[begin Exercise inputs]

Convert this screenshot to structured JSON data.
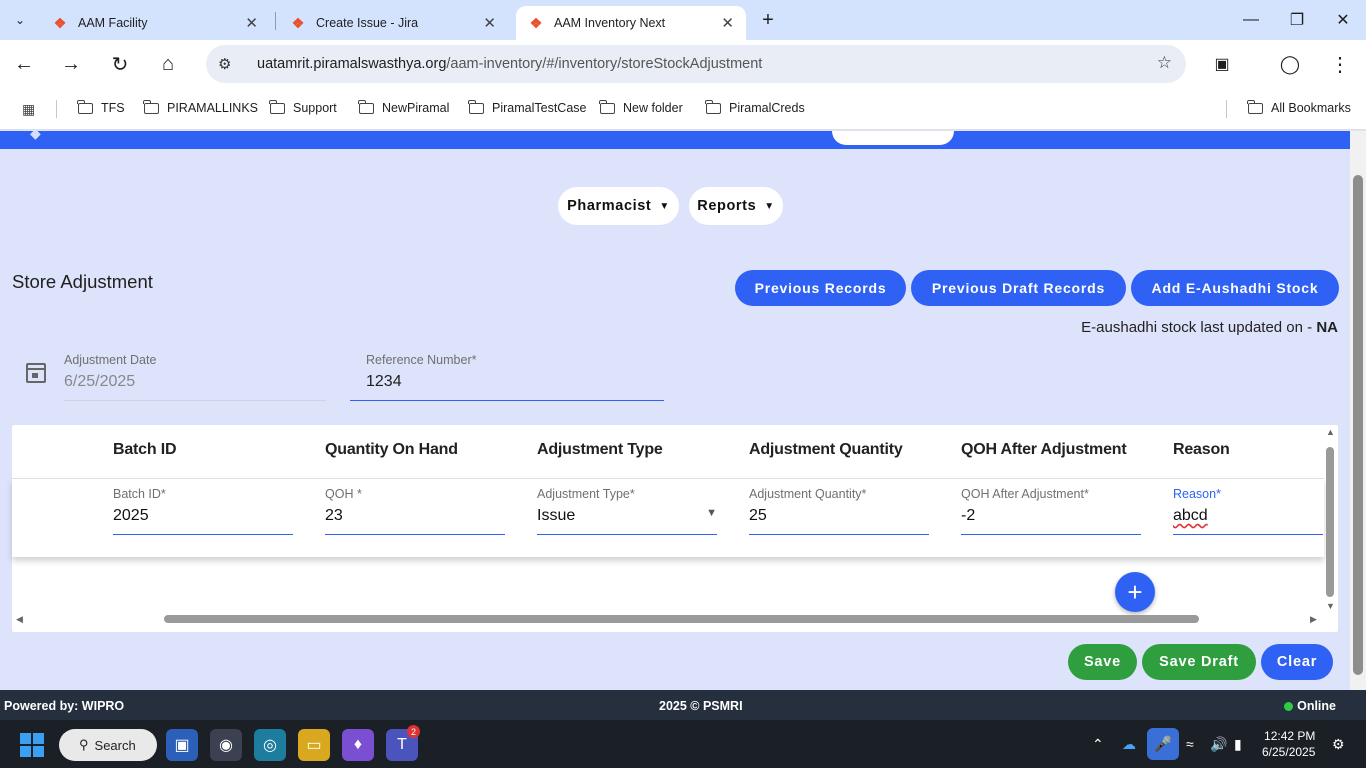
{
  "browser": {
    "tabs": [
      {
        "title": "AAM Facility"
      },
      {
        "title": "Create Issue - Jira"
      },
      {
        "title": "AAM Inventory Next"
      }
    ],
    "url_host": "uatamrit.piramalswasthya.org",
    "url_path": "/aam-inventory/#/inventory/storeStockAdjustment",
    "bookmarks": [
      "TFS",
      "PIRAMALLINKS",
      "Support",
      "NewPiramal",
      "PiramalTestCase",
      "New folder",
      "PiramalCreds"
    ],
    "all_bookmarks": "All Bookmarks"
  },
  "nav": {
    "pharmacist": "Pharmacist",
    "reports": "Reports"
  },
  "page": {
    "title": "Store Adjustment",
    "buttons": {
      "previous_records": "Previous Records",
      "previous_draft_records": "Previous Draft Records",
      "add_eaushadhi": "Add E-Aushadhi Stock"
    },
    "eaushadhi_prefix": "E-aushadhi stock last updated on - ",
    "eaushadhi_value": "NA",
    "adjustment_date_label": "Adjustment Date",
    "adjustment_date_value": "6/25/2025",
    "reference_label": "Reference Number*",
    "reference_value": "1234"
  },
  "table": {
    "headers": [
      "Batch ID",
      "Quantity On Hand",
      "Adjustment Type",
      "Adjustment Quantity",
      "QOH After Adjustment",
      "Reason"
    ],
    "row": {
      "batch_label": "Batch ID*",
      "batch_value": "2025",
      "qoh_label": "QOH *",
      "qoh_value": "23",
      "type_label": "Adjustment Type*",
      "type_value": "Issue",
      "qty_label": "Adjustment Quantity*",
      "qty_value": "25",
      "after_label": "QOH After Adjustment*",
      "after_value": "-2",
      "reason_label": "Reason*",
      "reason_value": "abcd"
    }
  },
  "actions": {
    "save": "Save",
    "save_draft": "Save Draft",
    "clear": "Clear"
  },
  "footer": {
    "powered": "Powered by: WIPRO",
    "copyright": "2025 © PSMRI",
    "status": "Online"
  },
  "taskbar": {
    "search": "Search",
    "time": "12:42 PM",
    "date": "6/25/2025",
    "teams_badge": "2"
  },
  "colors": {
    "primary": "#2f62f4",
    "success": "#2e9e3f",
    "page_bg": "#dde3fb"
  }
}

[end Exercise inputs]

**Given exercise:**
All entries are to be retyped exactly. Omit any embedded images.

**Complete answer:**
Convert this screenshot to structured JSON data.
{
  "browser": {
    "tabs": [
      {
        "title": "AAM Facility"
      },
      {
        "title": "Create Issue - Jira"
      },
      {
        "title": "AAM Inventory Next"
      }
    ],
    "url_host": "uatamrit.piramalswasthya.org",
    "url_path": "/aam-inventory/#/inventory/storeStockAdjustment",
    "bookmarks": [
      "TFS",
      "PIRAMALLINKS",
      "Support",
      "NewPiramal",
      "PiramalTestCase",
      "New folder",
      "PiramalCreds"
    ],
    "all_bookmarks": "All Bookmarks"
  },
  "nav": {
    "pharmacist": "Pharmacist",
    "reports": "Reports"
  },
  "page": {
    "title": "Store Adjustment",
    "buttons": {
      "previous_records": "Previous Records",
      "previous_draft_records": "Previous Draft Records",
      "add_eaushadhi": "Add E-Aushadhi Stock"
    },
    "eaushadhi_prefix": "E-aushadhi stock last updated on - ",
    "eaushadhi_value": "NA",
    "adjustment_date_label": "Adjustment Date",
    "adjustment_date_value": "6/25/2025",
    "reference_label": "Reference Number*",
    "reference_value": "1234"
  },
  "table": {
    "headers": [
      "Batch ID",
      "Quantity On Hand",
      "Adjustment Type",
      "Adjustment Quantity",
      "QOH After Adjustment",
      "Reason"
    ],
    "row": {
      "batch_label": "Batch ID*",
      "batch_value": "2025",
      "qoh_label": "QOH *",
      "qoh_value": "23",
      "type_label": "Adjustment Type*",
      "type_value": "Issue",
      "qty_label": "Adjustment Quantity*",
      "qty_value": "25",
      "after_label": "QOH After Adjustment*",
      "after_value": "-2",
      "reason_label": "Reason*",
      "reason_value": "abcd"
    }
  },
  "actions": {
    "save": "Save",
    "save_draft": "Save Draft",
    "clear": "Clear"
  },
  "footer": {
    "powered": "Powered by: WIPRO",
    "copyright": "2025 © PSMRI",
    "status": "Online"
  },
  "taskbar": {
    "search": "Search",
    "time": "12:42 PM",
    "date": "6/25/2025",
    "teams_badge": "2"
  },
  "colors": {
    "primary": "#2f62f4",
    "success": "#2e9e3f",
    "page_bg": "#dde3fb"
  }
}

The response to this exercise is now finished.